[Goal]
Transcribe the listing that follows in full, omitting pictures.

[Material provided]
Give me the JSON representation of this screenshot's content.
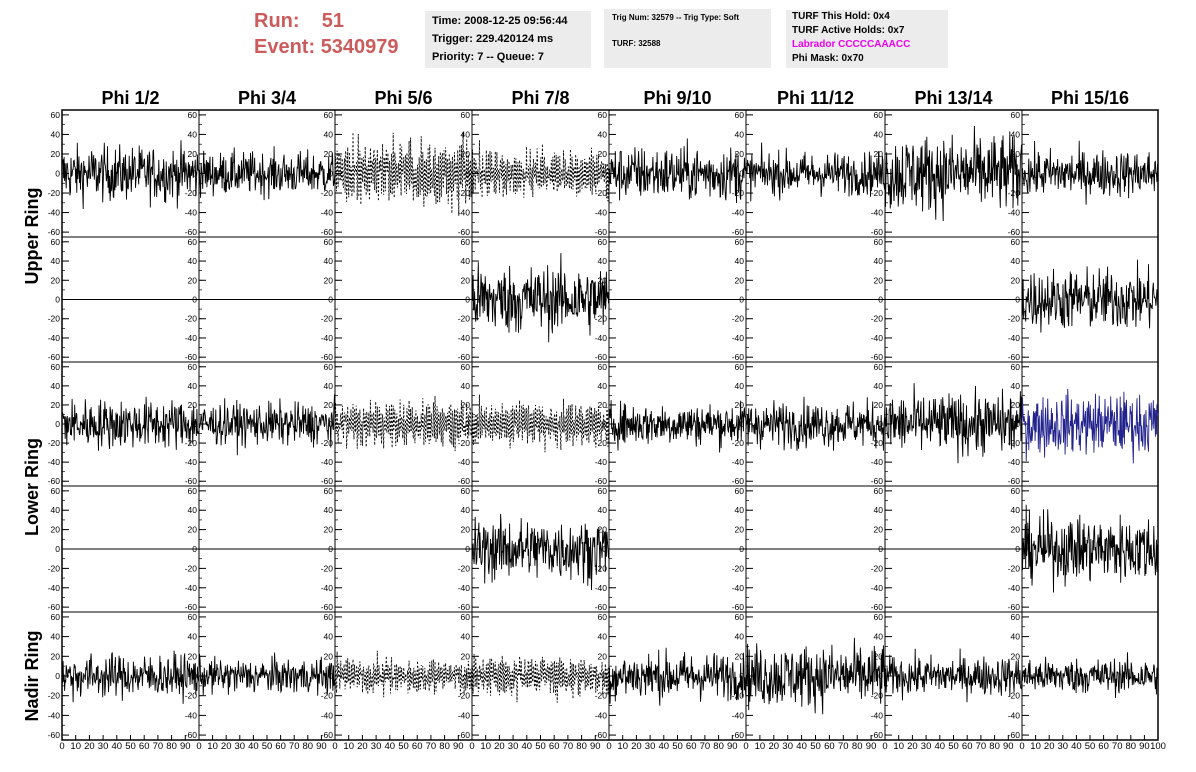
{
  "header": {
    "run_label": "Run:",
    "run_value": "51",
    "event_label": "Event:",
    "event_value": "5340979",
    "header_color": "#cc5c5c"
  },
  "info_time": {
    "time": "Time: 2008-12-25 09:56:44",
    "trigger": "Trigger: 229.420124 ms",
    "priority": "Priority: 7 -- Queue: 7"
  },
  "info_trig": {
    "trig": "Trig Num: 32579 -- Trig Type: Soft",
    "turf": "TURF: 32588"
  },
  "info_turf": {
    "this_hold": "TURF This Hold: 0x4",
    "active_holds": "TURF Active Holds: 0x7",
    "labrador": "Labrador CCCCCAAACC",
    "labrador_color": "#ee00ee",
    "phi_mask": "Phi Mask: 0x70"
  },
  "chart_data": {
    "type": "line",
    "column_labels": [
      "Phi 1/2",
      "Phi 3/4",
      "Phi 5/6",
      "Phi 7/8",
      "Phi 9/10",
      "Phi 11/12",
      "Phi 13/14",
      "Phi 15/16"
    ],
    "ring_labels": [
      "Upper Ring",
      "Lower Ring",
      "Nadir Ring"
    ],
    "xlim": [
      0,
      100
    ],
    "ylim": [
      -65,
      65
    ],
    "y_ticks": [
      -60,
      -40,
      -20,
      0,
      20,
      40,
      60
    ],
    "x_ticks": [
      0,
      10,
      20,
      30,
      40,
      50,
      60,
      70,
      80,
      90,
      100
    ],
    "colors": {
      "normal": "#000000",
      "highlight": "#23238e"
    },
    "panels": [
      [
        "noise",
        "noise",
        "dashed",
        "dashed",
        "noise",
        "noise",
        "noise",
        "noise"
      ],
      [
        "flat",
        "flat",
        "flat",
        "noise",
        "flat",
        "flat",
        "flat",
        "noise"
      ],
      [
        "noise",
        "noise",
        "dashed",
        "dashed",
        "noise",
        "noise",
        "noise",
        "blue"
      ],
      [
        "flat",
        "flat",
        "flat",
        "noise",
        "flat",
        "flat",
        "flat",
        "noise"
      ],
      [
        "noise",
        "noise",
        "dashed",
        "dashed",
        "noise",
        "noise",
        "noise",
        "noise"
      ]
    ],
    "amplitudes": [
      [
        14,
        11,
        22,
        16,
        14,
        11,
        20,
        12
      ],
      [
        0,
        0,
        0,
        18,
        0,
        0,
        0,
        16
      ],
      [
        13,
        11,
        16,
        16,
        11,
        12,
        16,
        16
      ],
      [
        0,
        0,
        0,
        16,
        0,
        0,
        0,
        17
      ],
      [
        11,
        9,
        12,
        14,
        12,
        16,
        10,
        9
      ]
    ]
  }
}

[Output of the exercise]
Give me the JSON representation of this screenshot's content.
{
  "header": {
    "run_label": "Run:",
    "run_value": "51",
    "event_label": "Event:",
    "event_value": "5340979",
    "header_color": "#cc5c5c"
  },
  "info_time": {
    "time": "Time: 2008-12-25 09:56:44",
    "trigger": "Trigger: 229.420124 ms",
    "priority": "Priority: 7 -- Queue: 7"
  },
  "info_trig": {
    "trig": "Trig Num: 32579 -- Trig Type: Soft",
    "turf": "TURF: 32588"
  },
  "info_turf": {
    "this_hold": "TURF This Hold: 0x4",
    "active_holds": "TURF Active Holds: 0x7",
    "labrador": "Labrador CCCCCAAACC",
    "labrador_color": "#ee00ee",
    "phi_mask": "Phi Mask: 0x70"
  },
  "chart_data": {
    "type": "line",
    "column_labels": [
      "Phi 1/2",
      "Phi 3/4",
      "Phi 5/6",
      "Phi 7/8",
      "Phi 9/10",
      "Phi 11/12",
      "Phi 13/14",
      "Phi 15/16"
    ],
    "ring_labels": [
      "Upper Ring",
      "Lower Ring",
      "Nadir Ring"
    ],
    "xlim": [
      0,
      100
    ],
    "ylim": [
      -65,
      65
    ],
    "y_ticks": [
      -60,
      -40,
      -20,
      0,
      20,
      40,
      60
    ],
    "x_ticks": [
      0,
      10,
      20,
      30,
      40,
      50,
      60,
      70,
      80,
      90,
      100
    ],
    "colors": {
      "normal": "#000000",
      "highlight": "#23238e"
    },
    "panels": [
      [
        "noise",
        "noise",
        "dashed",
        "dashed",
        "noise",
        "noise",
        "noise",
        "noise"
      ],
      [
        "flat",
        "flat",
        "flat",
        "noise",
        "flat",
        "flat",
        "flat",
        "noise"
      ],
      [
        "noise",
        "noise",
        "dashed",
        "dashed",
        "noise",
        "noise",
        "noise",
        "blue"
      ],
      [
        "flat",
        "flat",
        "flat",
        "noise",
        "flat",
        "flat",
        "flat",
        "noise"
      ],
      [
        "noise",
        "noise",
        "dashed",
        "dashed",
        "noise",
        "noise",
        "noise",
        "noise"
      ]
    ],
    "amplitudes": [
      [
        14,
        11,
        22,
        16,
        14,
        11,
        20,
        12
      ],
      [
        0,
        0,
        0,
        18,
        0,
        0,
        0,
        16
      ],
      [
        13,
        11,
        16,
        16,
        11,
        12,
        16,
        16
      ],
      [
        0,
        0,
        0,
        16,
        0,
        0,
        0,
        17
      ],
      [
        11,
        9,
        12,
        14,
        12,
        16,
        10,
        9
      ]
    ]
  }
}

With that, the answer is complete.